=== Task brief ===
Using the entries that follow, collect the lines where the word "Christians" appears.

=== Extracted information ===

-=-=-=-=-

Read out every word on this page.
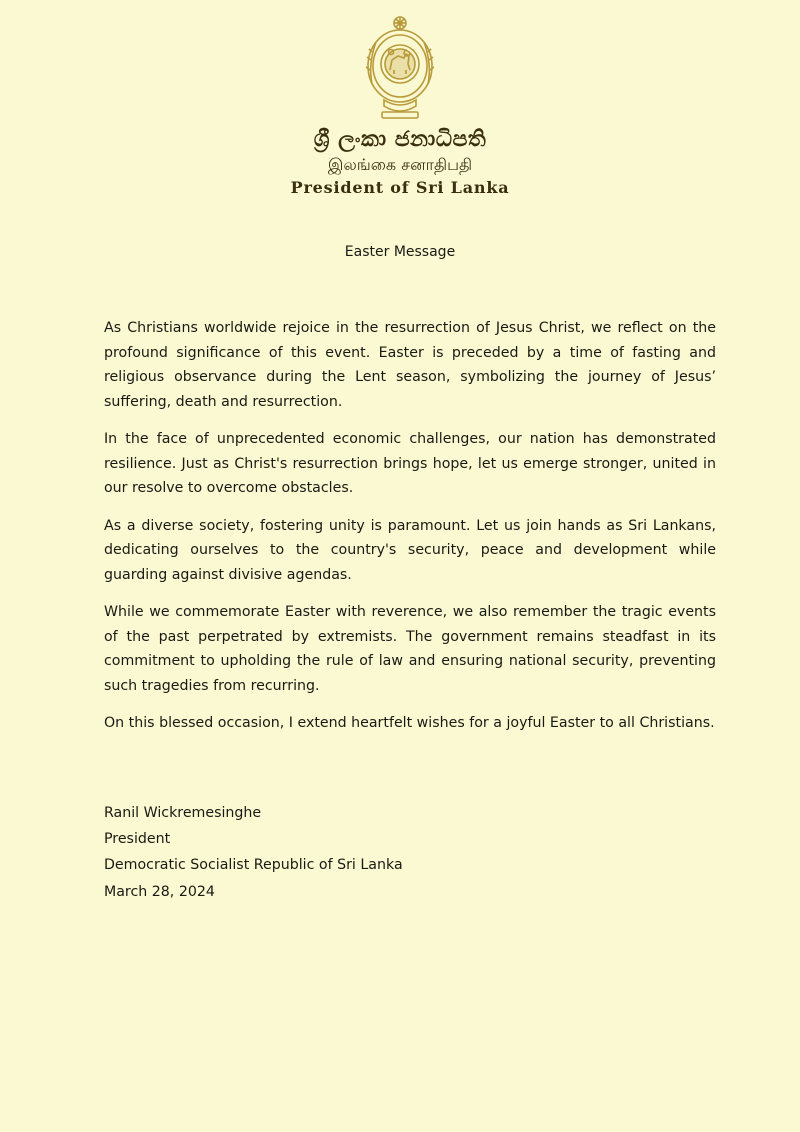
ශ්‍රී ලංකා ජනාධිපති
இலங்கை சனாதிபதி
President of Sri Lanka
Easter Message

As Christians worldwide rejoice in the resurrection of Jesus Christ, we reflect on the profound significance of this event. Easter is preceded by a time of fasting and religious observance during the Lent season, symbolizing the journey of Jesus’ suffering, death and resurrection.

In the face of unprecedented economic challenges, our nation has demonstrated resilience. Just as Christ's resurrection brings hope, let us emerge stronger, united in our resolve to overcome obstacles.

As a diverse society, fostering unity is paramount. Let us join hands as Sri Lankans, dedicating ourselves to the country's security, peace and development while guarding against divisive agendas.

While we commemorate Easter with reverence, we also remember the tragic events of the past perpetrated by extremists. The government remains steadfast in its commitment to upholding the rule of law and ensuring national security, preventing such tragedies from recurring.

On this blessed occasion, I extend heartfelt wishes for a joyful Easter to all Christians.

Ranil Wickremesinghe
President
Democratic Socialist Republic of Sri Lanka
March 28, 2024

-=-=-=-=-

=== Final result ===
As Christians worldwide rejoice in the resurrection of Jesus Christ, we reflect on the profound significance of this event. Easter is preceded by a time of fasting and religious observance during the Lent season, symbolizing the journey of Jesus’ suffering, death and resurrection.
On this blessed occasion, I extend heartfelt wishes for a joyful Easter to all Christians.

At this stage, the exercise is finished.